--- START ---

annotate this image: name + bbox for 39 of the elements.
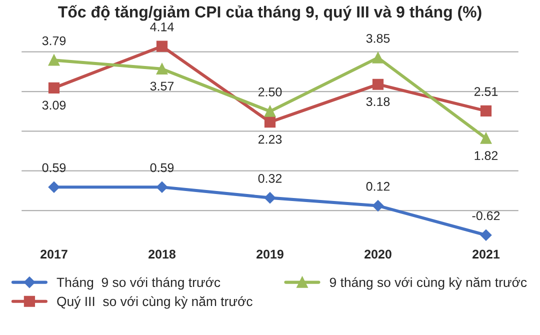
data-label: 3.79 (42, 36, 66, 46)
point (156, 63, 168, 74)
data-label: 3.57 (150, 82, 174, 91)
point (480, 132, 492, 144)
point (156, 40, 168, 52)
point (264, 106, 276, 117)
x-tick-label: 2020 (364, 250, 392, 259)
point (372, 200, 384, 212)
data-label: 2.50 (258, 88, 282, 96)
data-label: -0.62 (472, 211, 500, 220)
data-label: 3.85 (366, 34, 390, 43)
data-label: 0.59 (42, 163, 66, 172)
legend-label: Quý III so với cùng kỳ năm trước (57, 296, 252, 309)
point (372, 52, 384, 64)
legend-label: 9 tháng so với cùng kỳ năm trước (330, 277, 527, 290)
point (480, 230, 492, 241)
data-label: 0.12 (366, 182, 390, 191)
point (48, 54, 60, 66)
x-tick-label: 2019 (256, 250, 284, 259)
data-label: 3.18 (366, 97, 390, 106)
point (264, 192, 276, 204)
data-label: 1.82 (474, 151, 498, 160)
point (480, 105, 492, 117)
data-label: 4.14 (150, 22, 174, 32)
x-tick-label: 2018 (148, 250, 176, 259)
legend-label: Tháng 9 so với tháng trước (56, 277, 220, 290)
point (372, 78, 384, 90)
x-tick-label: 2017 (40, 250, 68, 259)
chart-title: Tốc độ tăng/giảm CPI của tháng 9, quý III và 9 tháng (%) (58, 5, 482, 21)
x-tick-label: 2021 (472, 250, 500, 259)
data-label: 3.09 (42, 100, 66, 110)
point (156, 182, 168, 193)
point (264, 116, 276, 128)
point (48, 82, 60, 94)
point (48, 182, 60, 193)
data-label: 2.51 (474, 87, 498, 96)
data-label: 0.32 (258, 174, 282, 183)
data-label: 0.59 (150, 163, 174, 172)
data-label: 2.23 (258, 134, 282, 144)
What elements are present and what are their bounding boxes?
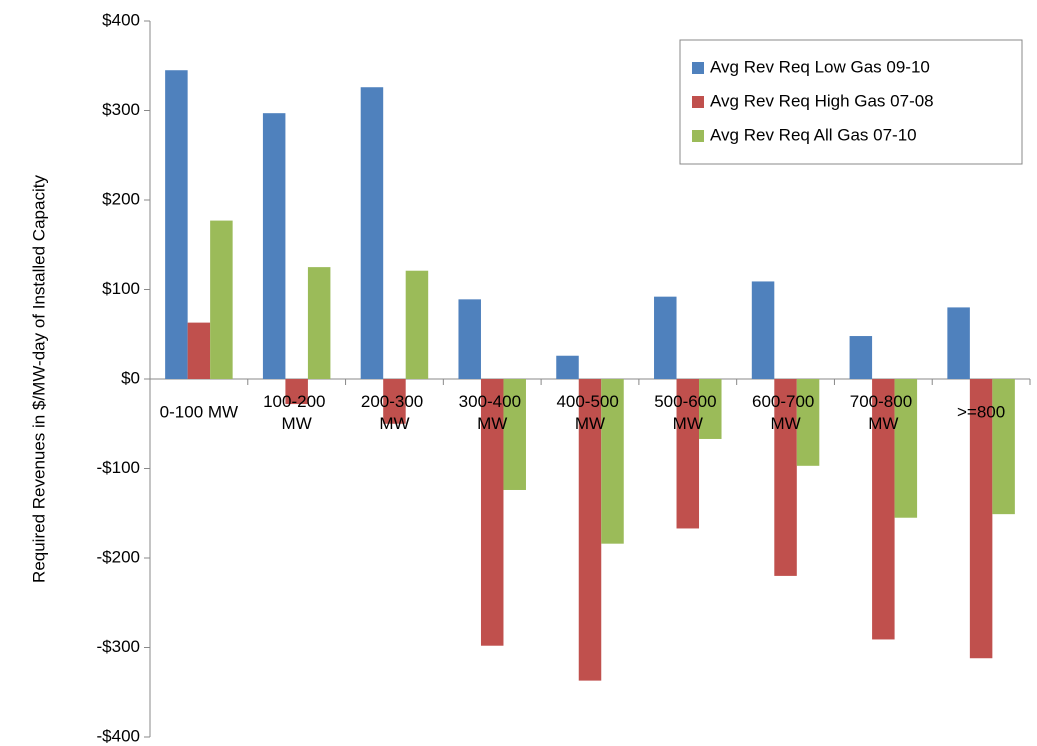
bar [969,379,993,659]
bar [285,379,308,405]
y-tick-label: -$400 [97,726,140,745]
x-tick-label-line: MW [477,414,507,433]
legend-swatch [692,130,704,142]
bar [578,379,602,681]
bar [947,307,970,379]
y-tick-label: -$200 [97,547,140,566]
bar [849,336,873,379]
bar [676,379,700,529]
bar [405,270,429,379]
x-tick-label-line: MW [868,414,898,433]
x-tick-label: 200-300 MW [361,392,428,433]
bar [796,379,820,466]
x-tick-label-line: MW [379,414,409,433]
bar [360,87,384,379]
y-tick-label: $400 [102,10,140,29]
bar [383,379,406,424]
y-axis-title: Required Revenues in $/MW-day of Install… [29,175,48,583]
y-tick-label: -$300 [97,637,140,656]
x-tick-label: 600-700 MW [752,392,819,433]
x-tick-label-line: MW [575,414,605,433]
bar [556,355,579,379]
legend-swatch [692,62,704,74]
x-tick-label: 0-100 MW [160,402,238,421]
bar [894,379,918,518]
x-tick-label-line: MW [673,414,703,433]
y-tick-label: -$100 [97,458,140,477]
x-tick-label-line: 500-600 [654,392,721,411]
x-tick-label-line: 300-400 [459,392,526,411]
x-tick-label-line: MW [770,414,800,433]
bar [751,281,775,379]
x-tick-label-line: 400-500 [556,392,623,411]
y-tick-label: $0 [121,368,140,387]
x-tick-label: 500-600 MW [654,392,721,433]
x-tick-label-line: 700-800 [850,392,917,411]
bar [992,379,1015,515]
bar [654,296,677,379]
y-tick-label: $200 [102,189,140,208]
x-tick-label: 700-800 MW [850,392,917,433]
x-tick-label-line: MW [282,414,312,433]
bar [601,379,624,544]
bar [699,379,722,439]
bar [307,267,331,379]
legend-box [679,39,1023,165]
y-tick-label: $300 [102,100,140,119]
bar [503,379,526,490]
legend-label: Avg Rev Req All Gas 07-10 [710,125,917,144]
legend-label: Avg Rev Req High Gas 07-08 [710,91,934,110]
bar [458,299,481,379]
bar [872,379,895,640]
x-tick-label: 300-400 MW [459,392,526,433]
bar [774,379,797,576]
x-tick-label-line: 200-300 [361,392,428,411]
bar [480,379,504,646]
legend-swatch [692,96,704,108]
bar [187,322,211,379]
x-tick-label-line: 600-700 [752,392,819,411]
x-tick-label: >=800 [957,402,1005,421]
x-tick-label: 400-500 MW [556,392,623,433]
bar [165,70,188,379]
bar [262,113,286,379]
legend-label: Avg Rev Req Low Gas 09-10 [710,57,930,76]
bar [210,220,233,379]
x-tick-label-line: 100-200 [263,392,330,411]
x-tick-label: 100-200 MW [263,392,330,433]
y-tick-label: $100 [102,279,140,298]
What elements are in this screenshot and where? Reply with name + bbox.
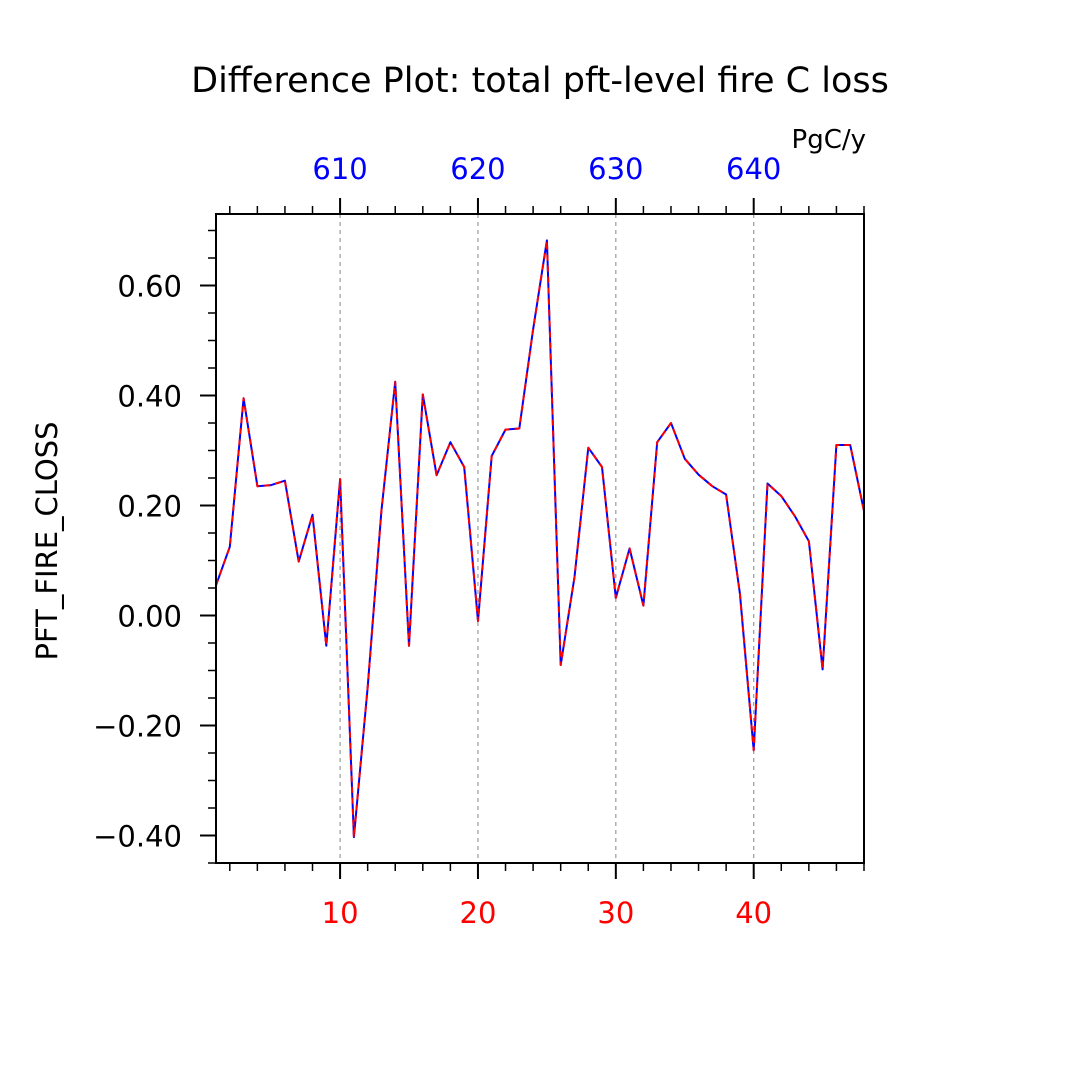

--- END ---

Your goal –
Reproduce the lines above, substituting "bounding box" for "bbox" and leaving everything else unchanged. Leave out the pictures.

Solved problem –
annotate this image: name + bounding box for 39 of the elements.
data-label: 3.79 (42, 36, 66, 46)
point (156, 63, 168, 74)
data-label: 3.57 (150, 82, 174, 91)
point (480, 132, 492, 144)
point (156, 40, 168, 52)
point (264, 106, 276, 117)
x-tick-label: 2020 (364, 250, 392, 259)
point (372, 200, 384, 212)
data-label: 2.50 (258, 88, 282, 96)
data-label: -0.62 (472, 211, 500, 220)
data-label: 3.85 (366, 34, 390, 43)
data-label: 0.59 (42, 163, 66, 172)
legend-label: Quý III so với cùng kỳ năm trước (57, 296, 252, 309)
point (372, 52, 384, 64)
legend-label: 9 tháng so với cùng kỳ năm trước (330, 277, 527, 290)
point (480, 230, 492, 241)
data-label: 0.12 (366, 182, 390, 191)
point (48, 54, 60, 66)
x-tick-label: 2019 (256, 250, 284, 259)
data-label: 3.18 (366, 97, 390, 106)
point (264, 192, 276, 204)
data-label: 1.82 (474, 151, 498, 160)
point (480, 105, 492, 117)
data-label: 4.14 (150, 22, 174, 32)
x-tick-label: 2018 (148, 250, 176, 259)
legend-label: Tháng 9 so với tháng trước (56, 277, 220, 290)
point (372, 78, 384, 90)
x-tick-label: 2017 (40, 250, 68, 259)
chart-title: Tốc độ tăng/giảm CPI của tháng 9, quý III và 9 tháng (%) (58, 5, 482, 21)
x-tick-label: 2021 (472, 250, 500, 259)
data-label: 3.09 (42, 100, 66, 110)
point (156, 182, 168, 193)
point (264, 116, 276, 128)
point (48, 82, 60, 94)
point (48, 182, 60, 193)
data-label: 2.51 (474, 87, 498, 96)
data-label: 0.32 (258, 174, 282, 183)
data-label: 0.59 (150, 163, 174, 172)
data-label: 2.23 (258, 134, 282, 144)
What elements are present and what are their bounding boxes?
bar [969,379,993,659]
bar [285,379,308,405]
y-tick-label: -$400 [97,726,140,745]
x-tick-label-line: MW [477,414,507,433]
legend-swatch [692,130,704,142]
bar [578,379,602,681]
bar [947,307,970,379]
y-tick-label: -$200 [97,547,140,566]
bar [849,336,873,379]
bar [676,379,700,529]
bar [405,270,429,379]
x-tick-label-line: MW [868,414,898,433]
x-tick-label: 200-300 MW [361,392,428,433]
bar [796,379,820,466]
x-tick-label-line: MW [379,414,409,433]
bar [360,87,384,379]
y-tick-label: $400 [102,10,140,29]
bar [383,379,406,424]
y-axis-title: Required Revenues in $/MW-day of Install… [29,175,48,583]
y-tick-label: -$300 [97,637,140,656]
x-tick-label: 600-700 MW [752,392,819,433]
x-tick-label-line: MW [575,414,605,433]
bar [556,355,579,379]
legend-swatch [692,62,704,74]
x-tick-label: 0-100 MW [160,402,238,421]
bar [894,379,918,518]
x-tick-label-line: MW [673,414,703,433]
y-tick-label: -$100 [97,458,140,477]
x-tick-label-line: 500-600 [654,392,721,411]
x-tick-label-line: 300-400 [459,392,526,411]
x-tick-label-line: MW [770,414,800,433]
bar [751,281,775,379]
x-tick-label-line: 400-500 [556,392,623,411]
y-tick-label: $0 [121,368,140,387]
x-tick-label: 500-600 MW [654,392,721,433]
x-tick-label-line: 700-800 [850,392,917,411]
bar [992,379,1015,515]
bar [654,296,677,379]
y-tick-label: $200 [102,189,140,208]
x-tick-label: 700-800 MW [850,392,917,433]
x-tick-label-line: MW [282,414,312,433]
bar [601,379,624,544]
bar [699,379,722,439]
bar [307,267,331,379]
legend-box [679,39,1023,165]
y-tick-label: $300 [102,100,140,119]
bar [503,379,526,490]
legend-label: Avg Rev Req All Gas 07-10 [710,125,917,144]
legend-label: Avg Rev Req High Gas 07-08 [710,91,934,110]
bar [458,299,481,379]
bar [872,379,895,640]
x-tick-label: 300-400 MW [459,392,526,433]
bar [774,379,797,576]
x-tick-label-line: 200-300 [361,392,428,411]
bar [480,379,504,646]
legend-swatch [692,96,704,108]
bar [187,322,211,379]
x-tick-label-line: 600-700 [752,392,819,411]
x-tick-label: >=800 [957,402,1005,421]
x-tick-label: 400-500 MW [556,392,623,433]
bar [165,70,188,379]
bar [262,113,286,379]
legend-label: Avg Rev Req Low Gas 09-10 [710,57,930,76]
bar [210,220,233,379]
x-tick-label-line: 100-200 [263,392,330,411]
x-tick-label: 100-200 MW [263,392,330,433]
y-tick-label: $100 [102,279,140,298]
What elements are in this screenshot and where? Reply with name + bounding box.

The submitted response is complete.